#### SUPPLIED RECORDS ####

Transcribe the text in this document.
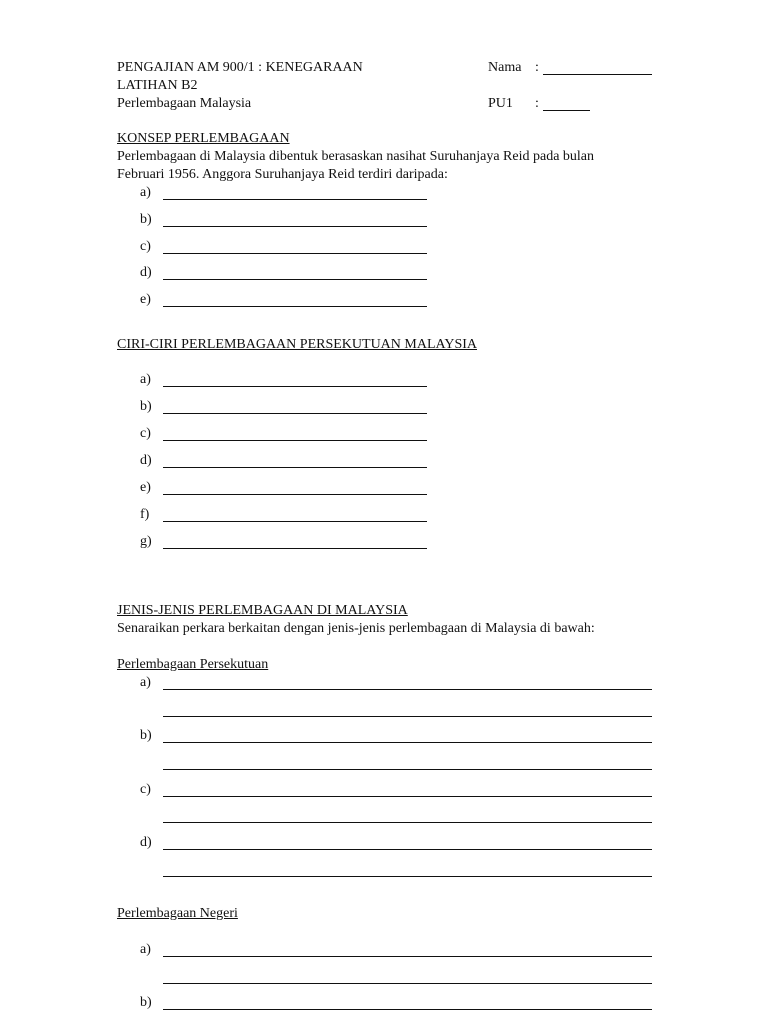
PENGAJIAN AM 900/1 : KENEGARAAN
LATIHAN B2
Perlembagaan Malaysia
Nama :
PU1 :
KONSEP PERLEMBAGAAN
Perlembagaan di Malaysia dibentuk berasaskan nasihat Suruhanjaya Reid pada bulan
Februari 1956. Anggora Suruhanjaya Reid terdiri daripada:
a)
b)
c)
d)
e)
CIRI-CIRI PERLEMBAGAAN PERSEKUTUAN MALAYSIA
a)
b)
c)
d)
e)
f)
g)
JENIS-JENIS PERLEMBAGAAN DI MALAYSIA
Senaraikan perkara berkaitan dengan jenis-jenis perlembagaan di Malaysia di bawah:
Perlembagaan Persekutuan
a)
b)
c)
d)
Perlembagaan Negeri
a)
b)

####

§ WHAT THE EXERCISE ASKS
Omit any images, then output the listing exactly.

§ OUTPUT OF THE TASK
Transcribe the text in this document.
PENGAJIAN AM 900/1 : KENEGARAAN
LATIHAN B2
Perlembagaan Malaysia
Nama :
PU1 :
KONSEP PERLEMBAGAAN
Perlembagaan di Malaysia dibentuk berasaskan nasihat Suruhanjaya Reid pada bulan
Februari 1956. Anggora Suruhanjaya Reid terdiri daripada:
a)
b)
c)
d)
e)
CIRI-CIRI PERLEMBAGAAN PERSEKUTUAN MALAYSIA
a)
b)
c)
d)
e)
f)
g)
JENIS-JENIS PERLEMBAGAAN DI MALAYSIA
Senaraikan perkara berkaitan dengan jenis-jenis perlembagaan di Malaysia di bawah:
Perlembagaan Persekutuan
a)
b)
c)
d)
Perlembagaan Negeri
a)
b)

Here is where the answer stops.